Find every line with the word "xlabel" and report how many there are, without any other text.
— START —
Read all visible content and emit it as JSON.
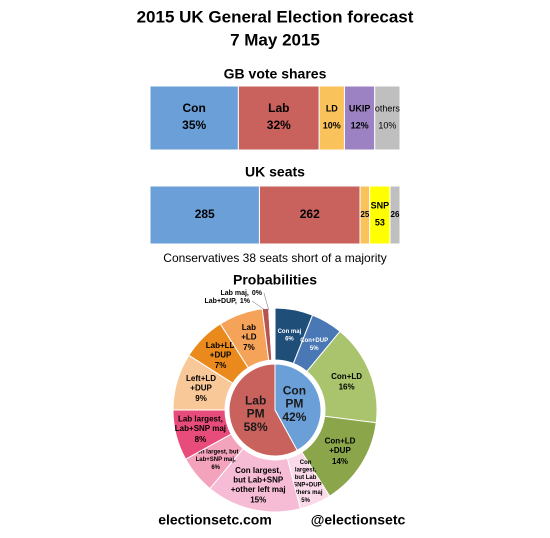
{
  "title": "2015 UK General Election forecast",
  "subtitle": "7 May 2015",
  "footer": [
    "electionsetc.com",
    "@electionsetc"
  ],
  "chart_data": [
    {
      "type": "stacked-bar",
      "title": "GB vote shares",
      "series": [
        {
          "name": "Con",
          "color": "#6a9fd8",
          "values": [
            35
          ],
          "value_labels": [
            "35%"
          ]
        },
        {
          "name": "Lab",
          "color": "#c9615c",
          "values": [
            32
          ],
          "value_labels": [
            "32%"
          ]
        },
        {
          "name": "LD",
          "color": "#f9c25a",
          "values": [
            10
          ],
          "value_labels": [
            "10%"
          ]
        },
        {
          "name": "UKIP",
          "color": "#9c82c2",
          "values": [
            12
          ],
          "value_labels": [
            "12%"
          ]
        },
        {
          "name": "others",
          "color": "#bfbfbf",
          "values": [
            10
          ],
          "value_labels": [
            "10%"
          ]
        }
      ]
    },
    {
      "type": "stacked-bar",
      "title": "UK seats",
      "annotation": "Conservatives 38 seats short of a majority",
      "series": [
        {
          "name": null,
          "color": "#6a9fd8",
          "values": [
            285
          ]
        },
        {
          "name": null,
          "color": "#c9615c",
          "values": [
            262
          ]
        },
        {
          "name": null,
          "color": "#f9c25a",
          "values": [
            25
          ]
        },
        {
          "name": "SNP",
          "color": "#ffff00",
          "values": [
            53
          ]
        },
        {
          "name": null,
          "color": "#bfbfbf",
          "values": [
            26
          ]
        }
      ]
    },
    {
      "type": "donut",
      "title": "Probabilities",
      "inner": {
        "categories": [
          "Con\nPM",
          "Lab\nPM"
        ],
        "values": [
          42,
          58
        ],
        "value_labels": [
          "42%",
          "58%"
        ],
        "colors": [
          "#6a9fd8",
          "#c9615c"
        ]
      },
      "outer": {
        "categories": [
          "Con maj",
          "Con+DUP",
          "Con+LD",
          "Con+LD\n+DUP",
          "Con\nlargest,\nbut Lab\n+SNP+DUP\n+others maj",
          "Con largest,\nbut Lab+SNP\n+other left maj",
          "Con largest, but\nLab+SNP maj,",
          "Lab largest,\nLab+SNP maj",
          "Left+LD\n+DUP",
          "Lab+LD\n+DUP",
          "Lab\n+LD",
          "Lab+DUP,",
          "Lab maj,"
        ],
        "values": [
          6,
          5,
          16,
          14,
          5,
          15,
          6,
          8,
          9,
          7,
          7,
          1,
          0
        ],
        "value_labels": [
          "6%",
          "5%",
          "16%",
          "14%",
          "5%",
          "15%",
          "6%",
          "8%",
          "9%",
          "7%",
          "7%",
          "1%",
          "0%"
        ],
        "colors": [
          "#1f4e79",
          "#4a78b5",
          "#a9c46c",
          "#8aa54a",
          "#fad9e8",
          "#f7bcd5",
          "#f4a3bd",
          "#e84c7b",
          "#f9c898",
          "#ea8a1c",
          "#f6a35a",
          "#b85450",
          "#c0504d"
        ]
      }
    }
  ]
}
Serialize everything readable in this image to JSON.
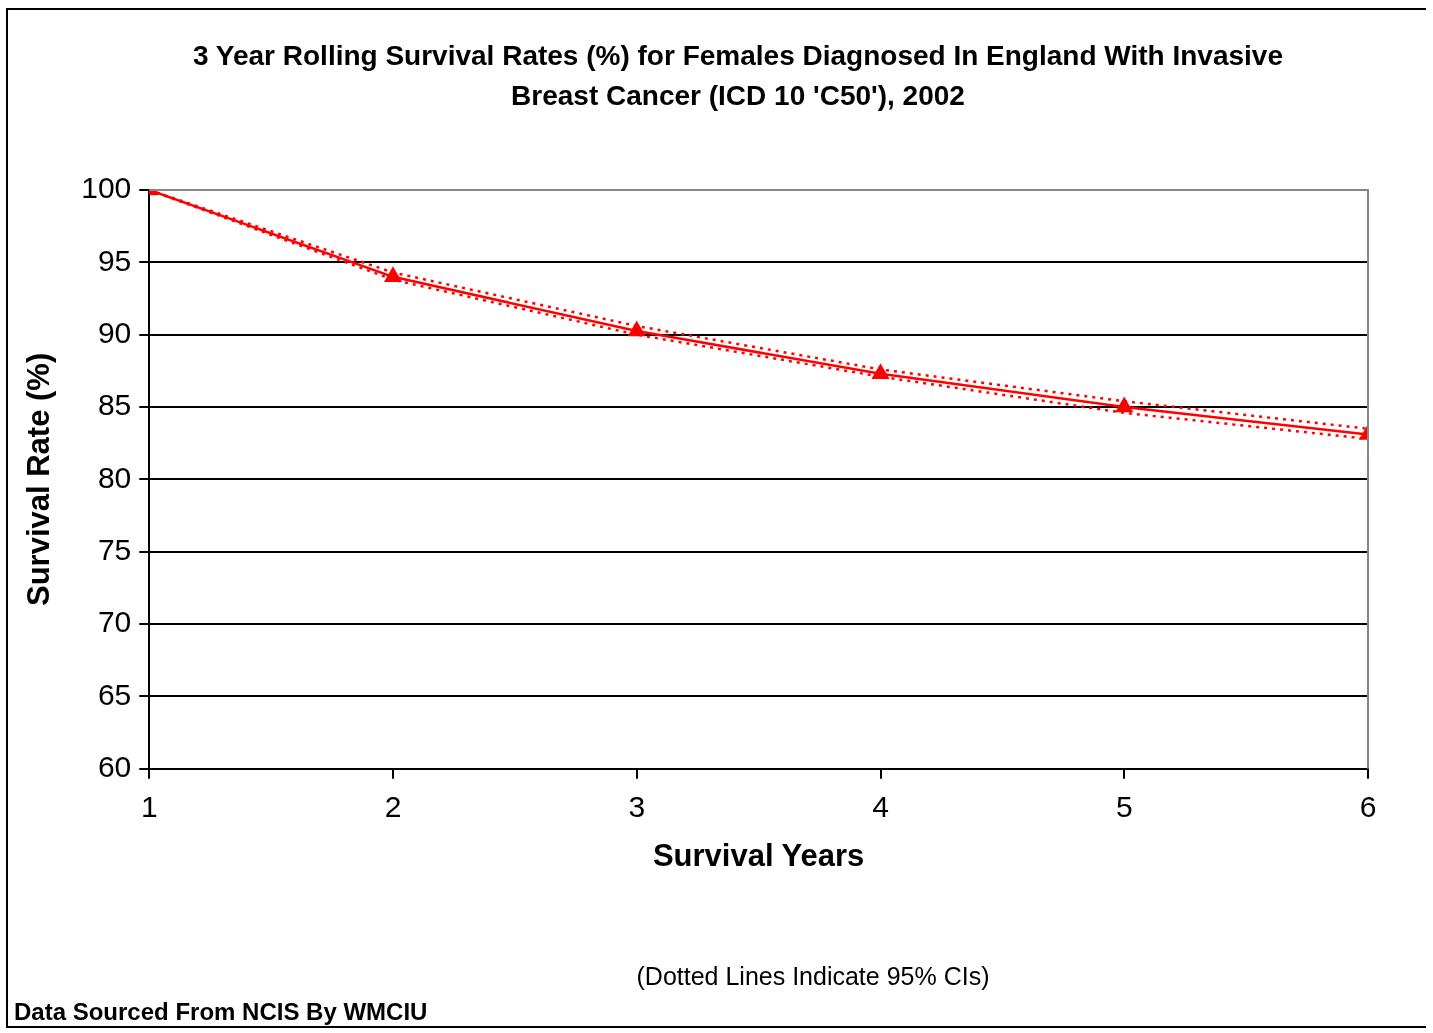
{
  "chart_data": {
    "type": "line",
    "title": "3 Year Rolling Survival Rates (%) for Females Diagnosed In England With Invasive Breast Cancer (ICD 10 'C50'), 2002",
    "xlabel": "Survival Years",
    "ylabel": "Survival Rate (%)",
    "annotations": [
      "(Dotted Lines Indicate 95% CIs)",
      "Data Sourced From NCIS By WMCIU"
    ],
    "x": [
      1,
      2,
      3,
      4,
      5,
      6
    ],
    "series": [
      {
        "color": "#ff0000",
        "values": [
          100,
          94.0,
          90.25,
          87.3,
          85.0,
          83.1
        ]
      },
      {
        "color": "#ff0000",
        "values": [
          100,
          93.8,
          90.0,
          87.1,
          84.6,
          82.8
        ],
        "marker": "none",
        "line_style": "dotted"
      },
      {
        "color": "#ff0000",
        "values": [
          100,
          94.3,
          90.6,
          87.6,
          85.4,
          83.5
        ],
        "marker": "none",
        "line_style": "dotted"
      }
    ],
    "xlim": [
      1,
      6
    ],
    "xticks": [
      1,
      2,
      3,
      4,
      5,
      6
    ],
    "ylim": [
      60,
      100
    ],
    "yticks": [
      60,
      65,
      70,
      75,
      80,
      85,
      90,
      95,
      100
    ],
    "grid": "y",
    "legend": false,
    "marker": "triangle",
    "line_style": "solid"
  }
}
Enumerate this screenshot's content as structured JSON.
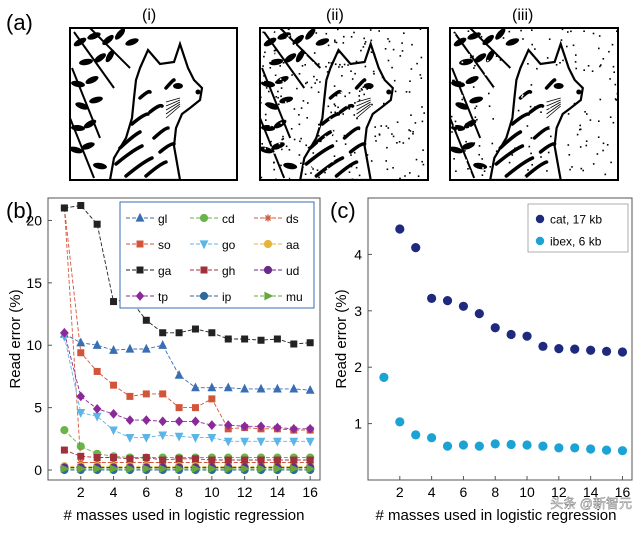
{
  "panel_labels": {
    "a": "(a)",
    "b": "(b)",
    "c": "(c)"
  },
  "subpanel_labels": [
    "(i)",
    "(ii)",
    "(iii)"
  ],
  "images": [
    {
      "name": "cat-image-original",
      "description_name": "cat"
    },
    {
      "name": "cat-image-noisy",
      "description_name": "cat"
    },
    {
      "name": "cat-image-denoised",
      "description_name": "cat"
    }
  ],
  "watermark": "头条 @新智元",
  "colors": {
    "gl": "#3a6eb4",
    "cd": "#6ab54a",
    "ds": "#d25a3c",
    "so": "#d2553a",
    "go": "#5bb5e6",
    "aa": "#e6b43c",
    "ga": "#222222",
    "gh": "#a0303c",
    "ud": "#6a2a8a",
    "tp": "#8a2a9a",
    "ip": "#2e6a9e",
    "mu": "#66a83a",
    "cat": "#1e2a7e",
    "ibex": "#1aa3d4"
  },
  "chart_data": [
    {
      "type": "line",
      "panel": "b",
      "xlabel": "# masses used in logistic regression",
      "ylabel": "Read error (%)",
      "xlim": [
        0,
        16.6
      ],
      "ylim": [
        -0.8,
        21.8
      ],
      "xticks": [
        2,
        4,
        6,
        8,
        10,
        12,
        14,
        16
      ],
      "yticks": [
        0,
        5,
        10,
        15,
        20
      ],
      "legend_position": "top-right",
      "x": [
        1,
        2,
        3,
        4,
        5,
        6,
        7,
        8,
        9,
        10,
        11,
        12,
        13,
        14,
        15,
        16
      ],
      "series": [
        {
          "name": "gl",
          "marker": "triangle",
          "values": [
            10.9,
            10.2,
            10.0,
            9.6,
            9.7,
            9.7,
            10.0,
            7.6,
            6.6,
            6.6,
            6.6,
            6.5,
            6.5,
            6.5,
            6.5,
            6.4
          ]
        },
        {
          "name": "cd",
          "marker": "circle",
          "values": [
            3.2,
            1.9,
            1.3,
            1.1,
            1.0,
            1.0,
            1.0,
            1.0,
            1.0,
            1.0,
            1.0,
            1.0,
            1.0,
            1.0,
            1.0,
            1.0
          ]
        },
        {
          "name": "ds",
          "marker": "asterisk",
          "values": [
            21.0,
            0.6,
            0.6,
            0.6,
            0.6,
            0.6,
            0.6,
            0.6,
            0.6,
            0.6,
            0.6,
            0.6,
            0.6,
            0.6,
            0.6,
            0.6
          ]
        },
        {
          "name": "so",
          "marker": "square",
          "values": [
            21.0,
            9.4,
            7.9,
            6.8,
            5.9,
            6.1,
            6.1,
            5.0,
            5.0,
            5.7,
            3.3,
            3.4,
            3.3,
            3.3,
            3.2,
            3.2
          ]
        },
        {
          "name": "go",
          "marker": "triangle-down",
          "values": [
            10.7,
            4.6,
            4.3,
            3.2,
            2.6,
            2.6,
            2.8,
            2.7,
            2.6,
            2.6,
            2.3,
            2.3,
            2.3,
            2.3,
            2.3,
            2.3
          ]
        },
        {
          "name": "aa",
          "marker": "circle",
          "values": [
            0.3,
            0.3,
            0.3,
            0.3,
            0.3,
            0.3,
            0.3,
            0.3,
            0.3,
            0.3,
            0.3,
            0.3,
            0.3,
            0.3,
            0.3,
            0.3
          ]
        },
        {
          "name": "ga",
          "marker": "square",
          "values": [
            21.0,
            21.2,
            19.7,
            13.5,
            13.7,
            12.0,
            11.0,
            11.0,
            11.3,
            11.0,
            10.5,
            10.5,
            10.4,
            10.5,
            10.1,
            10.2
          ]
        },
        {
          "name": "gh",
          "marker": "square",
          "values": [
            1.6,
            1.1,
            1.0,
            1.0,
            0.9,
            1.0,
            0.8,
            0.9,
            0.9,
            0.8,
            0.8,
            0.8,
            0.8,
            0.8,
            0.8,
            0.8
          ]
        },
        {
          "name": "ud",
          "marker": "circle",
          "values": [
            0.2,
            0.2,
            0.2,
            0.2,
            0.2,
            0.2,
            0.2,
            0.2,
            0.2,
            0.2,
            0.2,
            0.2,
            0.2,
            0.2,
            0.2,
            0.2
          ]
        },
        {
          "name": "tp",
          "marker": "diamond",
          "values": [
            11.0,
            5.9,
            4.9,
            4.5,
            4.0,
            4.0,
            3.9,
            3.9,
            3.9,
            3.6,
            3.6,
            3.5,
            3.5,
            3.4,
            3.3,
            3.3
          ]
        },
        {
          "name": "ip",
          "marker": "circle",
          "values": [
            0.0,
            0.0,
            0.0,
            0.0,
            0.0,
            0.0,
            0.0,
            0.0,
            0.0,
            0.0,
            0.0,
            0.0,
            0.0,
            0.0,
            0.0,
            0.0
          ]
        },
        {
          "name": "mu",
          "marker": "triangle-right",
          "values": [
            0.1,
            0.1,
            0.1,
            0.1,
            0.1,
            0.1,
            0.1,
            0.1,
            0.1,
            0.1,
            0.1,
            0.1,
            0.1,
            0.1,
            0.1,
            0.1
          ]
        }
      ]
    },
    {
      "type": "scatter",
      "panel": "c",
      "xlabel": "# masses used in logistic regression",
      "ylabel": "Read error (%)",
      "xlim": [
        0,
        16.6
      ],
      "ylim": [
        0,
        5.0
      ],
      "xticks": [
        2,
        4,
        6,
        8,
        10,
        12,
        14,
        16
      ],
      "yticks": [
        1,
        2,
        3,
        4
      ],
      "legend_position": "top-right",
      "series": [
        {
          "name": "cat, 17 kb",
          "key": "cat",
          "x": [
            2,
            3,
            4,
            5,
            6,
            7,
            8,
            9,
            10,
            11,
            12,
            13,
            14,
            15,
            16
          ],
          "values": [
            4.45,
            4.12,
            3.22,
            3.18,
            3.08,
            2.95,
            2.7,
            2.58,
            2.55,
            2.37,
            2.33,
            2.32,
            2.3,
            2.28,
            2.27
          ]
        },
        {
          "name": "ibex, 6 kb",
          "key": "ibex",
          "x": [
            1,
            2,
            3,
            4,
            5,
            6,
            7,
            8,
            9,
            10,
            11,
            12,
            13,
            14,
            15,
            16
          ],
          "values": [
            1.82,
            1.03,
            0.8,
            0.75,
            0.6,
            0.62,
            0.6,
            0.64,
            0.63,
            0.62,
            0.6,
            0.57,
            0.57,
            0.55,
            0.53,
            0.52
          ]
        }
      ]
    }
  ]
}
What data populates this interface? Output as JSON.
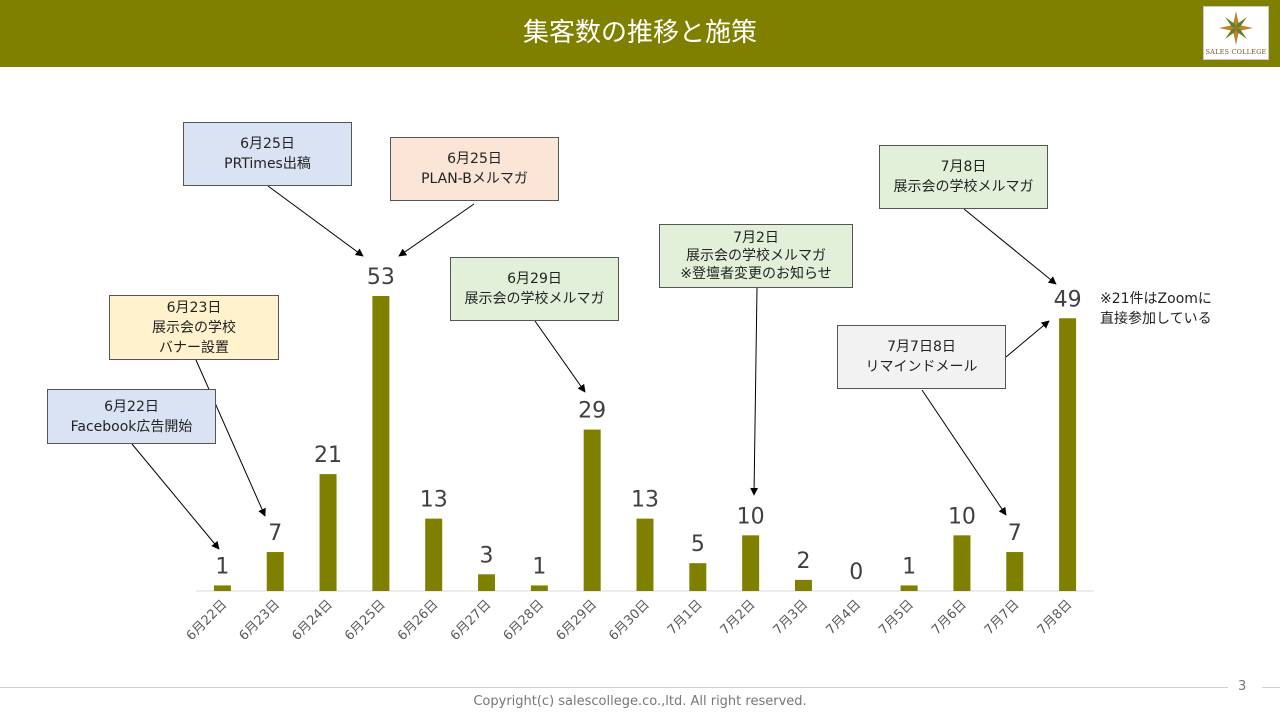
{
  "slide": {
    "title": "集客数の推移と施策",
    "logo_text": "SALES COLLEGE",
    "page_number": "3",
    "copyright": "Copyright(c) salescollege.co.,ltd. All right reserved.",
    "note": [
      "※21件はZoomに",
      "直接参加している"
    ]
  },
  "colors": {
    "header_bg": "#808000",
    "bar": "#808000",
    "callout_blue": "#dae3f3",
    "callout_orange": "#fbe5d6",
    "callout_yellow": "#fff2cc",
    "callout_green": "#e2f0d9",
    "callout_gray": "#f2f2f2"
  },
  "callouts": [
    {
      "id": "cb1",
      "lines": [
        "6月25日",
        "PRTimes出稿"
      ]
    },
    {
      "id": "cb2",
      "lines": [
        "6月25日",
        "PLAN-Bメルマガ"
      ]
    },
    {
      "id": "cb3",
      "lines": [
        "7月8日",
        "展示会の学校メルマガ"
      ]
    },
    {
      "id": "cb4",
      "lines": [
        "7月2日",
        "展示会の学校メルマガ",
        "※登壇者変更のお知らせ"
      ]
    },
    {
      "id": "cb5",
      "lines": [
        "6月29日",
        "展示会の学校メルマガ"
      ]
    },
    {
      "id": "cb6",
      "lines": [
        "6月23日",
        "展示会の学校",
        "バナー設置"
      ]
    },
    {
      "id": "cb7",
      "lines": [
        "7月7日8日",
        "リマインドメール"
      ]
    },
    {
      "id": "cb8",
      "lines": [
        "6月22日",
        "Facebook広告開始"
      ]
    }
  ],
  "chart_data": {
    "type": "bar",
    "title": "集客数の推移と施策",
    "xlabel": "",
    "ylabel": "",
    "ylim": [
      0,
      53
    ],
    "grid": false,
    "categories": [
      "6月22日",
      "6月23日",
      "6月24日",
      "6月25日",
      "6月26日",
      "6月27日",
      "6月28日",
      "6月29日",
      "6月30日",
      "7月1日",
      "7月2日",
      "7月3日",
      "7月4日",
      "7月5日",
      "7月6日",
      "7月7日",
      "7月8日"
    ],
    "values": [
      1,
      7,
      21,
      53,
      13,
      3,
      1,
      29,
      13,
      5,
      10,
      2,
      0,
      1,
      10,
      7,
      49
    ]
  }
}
— END —
• Result of the exercise:
4